» Excerpts from a figure dataset:
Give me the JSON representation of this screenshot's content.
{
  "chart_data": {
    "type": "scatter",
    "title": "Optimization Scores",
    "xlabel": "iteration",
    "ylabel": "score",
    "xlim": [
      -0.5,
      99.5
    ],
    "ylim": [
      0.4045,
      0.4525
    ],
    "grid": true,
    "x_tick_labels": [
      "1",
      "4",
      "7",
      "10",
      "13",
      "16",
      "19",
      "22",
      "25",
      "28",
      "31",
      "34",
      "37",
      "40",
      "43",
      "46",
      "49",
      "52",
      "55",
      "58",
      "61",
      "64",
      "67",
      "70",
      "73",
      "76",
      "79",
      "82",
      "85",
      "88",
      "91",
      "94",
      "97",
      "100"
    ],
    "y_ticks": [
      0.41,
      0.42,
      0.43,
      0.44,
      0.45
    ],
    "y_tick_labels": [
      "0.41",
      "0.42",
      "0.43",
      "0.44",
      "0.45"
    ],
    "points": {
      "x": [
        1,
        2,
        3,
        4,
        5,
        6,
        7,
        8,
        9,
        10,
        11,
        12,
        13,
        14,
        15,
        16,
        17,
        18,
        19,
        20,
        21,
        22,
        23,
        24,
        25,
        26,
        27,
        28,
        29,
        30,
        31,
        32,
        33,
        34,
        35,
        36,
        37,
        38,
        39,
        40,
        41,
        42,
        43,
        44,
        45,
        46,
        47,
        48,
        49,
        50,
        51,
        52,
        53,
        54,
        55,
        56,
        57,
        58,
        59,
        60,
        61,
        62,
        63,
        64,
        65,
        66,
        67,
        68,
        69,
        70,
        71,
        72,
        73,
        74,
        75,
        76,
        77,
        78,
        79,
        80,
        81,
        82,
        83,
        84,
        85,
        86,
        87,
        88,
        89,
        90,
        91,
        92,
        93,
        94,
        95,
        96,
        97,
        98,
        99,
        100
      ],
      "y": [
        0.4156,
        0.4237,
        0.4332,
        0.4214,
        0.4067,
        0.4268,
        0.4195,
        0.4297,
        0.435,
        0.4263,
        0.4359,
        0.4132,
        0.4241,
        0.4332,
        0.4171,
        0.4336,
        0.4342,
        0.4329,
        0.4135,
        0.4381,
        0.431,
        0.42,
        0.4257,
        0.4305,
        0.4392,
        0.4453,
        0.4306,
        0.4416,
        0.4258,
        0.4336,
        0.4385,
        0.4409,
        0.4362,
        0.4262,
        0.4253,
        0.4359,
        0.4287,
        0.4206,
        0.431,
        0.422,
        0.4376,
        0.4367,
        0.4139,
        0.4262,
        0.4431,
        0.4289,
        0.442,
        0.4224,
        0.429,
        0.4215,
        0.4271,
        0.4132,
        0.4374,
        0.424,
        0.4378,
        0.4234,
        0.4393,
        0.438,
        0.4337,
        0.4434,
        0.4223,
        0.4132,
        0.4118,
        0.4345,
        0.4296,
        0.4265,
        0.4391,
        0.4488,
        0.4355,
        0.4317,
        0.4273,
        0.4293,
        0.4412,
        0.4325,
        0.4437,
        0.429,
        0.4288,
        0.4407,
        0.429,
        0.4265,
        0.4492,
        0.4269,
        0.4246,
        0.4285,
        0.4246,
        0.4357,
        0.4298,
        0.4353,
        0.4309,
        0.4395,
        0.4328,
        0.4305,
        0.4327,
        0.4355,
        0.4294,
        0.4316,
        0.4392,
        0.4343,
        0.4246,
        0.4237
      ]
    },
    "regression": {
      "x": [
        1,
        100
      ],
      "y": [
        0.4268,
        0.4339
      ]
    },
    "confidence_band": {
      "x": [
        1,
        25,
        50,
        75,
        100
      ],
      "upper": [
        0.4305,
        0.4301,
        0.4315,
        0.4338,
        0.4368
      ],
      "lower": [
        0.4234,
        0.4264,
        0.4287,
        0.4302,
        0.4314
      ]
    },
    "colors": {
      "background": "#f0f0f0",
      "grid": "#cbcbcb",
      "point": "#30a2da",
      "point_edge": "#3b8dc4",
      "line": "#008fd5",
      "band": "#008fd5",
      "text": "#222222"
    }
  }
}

» TASK PROMPT: Could you transcribe the records in full, exactly?

» SOLUTION TO THE PROBLEM:
Give me the JSON representation of this screenshot's content.
{
  "chart_data": {
    "type": "scatter",
    "title": "Optimization Scores",
    "xlabel": "iteration",
    "ylabel": "score",
    "xlim": [
      -0.5,
      99.5
    ],
    "ylim": [
      0.4045,
      0.4525
    ],
    "grid": true,
    "x_tick_labels": [
      "1",
      "4",
      "7",
      "10",
      "13",
      "16",
      "19",
      "22",
      "25",
      "28",
      "31",
      "34",
      "37",
      "40",
      "43",
      "46",
      "49",
      "52",
      "55",
      "58",
      "61",
      "64",
      "67",
      "70",
      "73",
      "76",
      "79",
      "82",
      "85",
      "88",
      "91",
      "94",
      "97",
      "100"
    ],
    "y_ticks": [
      0.41,
      0.42,
      0.43,
      0.44,
      0.45
    ],
    "y_tick_labels": [
      "0.41",
      "0.42",
      "0.43",
      "0.44",
      "0.45"
    ],
    "points": {
      "x": [
        1,
        2,
        3,
        4,
        5,
        6,
        7,
        8,
        9,
        10,
        11,
        12,
        13,
        14,
        15,
        16,
        17,
        18,
        19,
        20,
        21,
        22,
        23,
        24,
        25,
        26,
        27,
        28,
        29,
        30,
        31,
        32,
        33,
        34,
        35,
        36,
        37,
        38,
        39,
        40,
        41,
        42,
        43,
        44,
        45,
        46,
        47,
        48,
        49,
        50,
        51,
        52,
        53,
        54,
        55,
        56,
        57,
        58,
        59,
        60,
        61,
        62,
        63,
        64,
        65,
        66,
        67,
        68,
        69,
        70,
        71,
        72,
        73,
        74,
        75,
        76,
        77,
        78,
        79,
        80,
        81,
        82,
        83,
        84,
        85,
        86,
        87,
        88,
        89,
        90,
        91,
        92,
        93,
        94,
        95,
        96,
        97,
        98,
        99,
        100
      ],
      "y": [
        0.4156,
        0.4237,
        0.4332,
        0.4214,
        0.4067,
        0.4268,
        0.4195,
        0.4297,
        0.435,
        0.4263,
        0.4359,
        0.4132,
        0.4241,
        0.4332,
        0.4171,
        0.4336,
        0.4342,
        0.4329,
        0.4135,
        0.4381,
        0.431,
        0.42,
        0.4257,
        0.4305,
        0.4392,
        0.4453,
        0.4306,
        0.4416,
        0.4258,
        0.4336,
        0.4385,
        0.4409,
        0.4362,
        0.4262,
        0.4253,
        0.4359,
        0.4287,
        0.4206,
        0.431,
        0.422,
        0.4376,
        0.4367,
        0.4139,
        0.4262,
        0.4431,
        0.4289,
        0.442,
        0.4224,
        0.429,
        0.4215,
        0.4271,
        0.4132,
        0.4374,
        0.424,
        0.4378,
        0.4234,
        0.4393,
        0.438,
        0.4337,
        0.4434,
        0.4223,
        0.4132,
        0.4118,
        0.4345,
        0.4296,
        0.4265,
        0.4391,
        0.4488,
        0.4355,
        0.4317,
        0.4273,
        0.4293,
        0.4412,
        0.4325,
        0.4437,
        0.429,
        0.4288,
        0.4407,
        0.429,
        0.4265,
        0.4492,
        0.4269,
        0.4246,
        0.4285,
        0.4246,
        0.4357,
        0.4298,
        0.4353,
        0.4309,
        0.4395,
        0.4328,
        0.4305,
        0.4327,
        0.4355,
        0.4294,
        0.4316,
        0.4392,
        0.4343,
        0.4246,
        0.4237
      ]
    },
    "regression": {
      "x": [
        1,
        100
      ],
      "y": [
        0.4268,
        0.4339
      ]
    },
    "confidence_band": {
      "x": [
        1,
        25,
        50,
        75,
        100
      ],
      "upper": [
        0.4305,
        0.4301,
        0.4315,
        0.4338,
        0.4368
      ],
      "lower": [
        0.4234,
        0.4264,
        0.4287,
        0.4302,
        0.4314
      ]
    },
    "colors": {
      "background": "#f0f0f0",
      "grid": "#cbcbcb",
      "point": "#30a2da",
      "point_edge": "#3b8dc4",
      "line": "#008fd5",
      "band": "#008fd5",
      "text": "#222222"
    }
  }
}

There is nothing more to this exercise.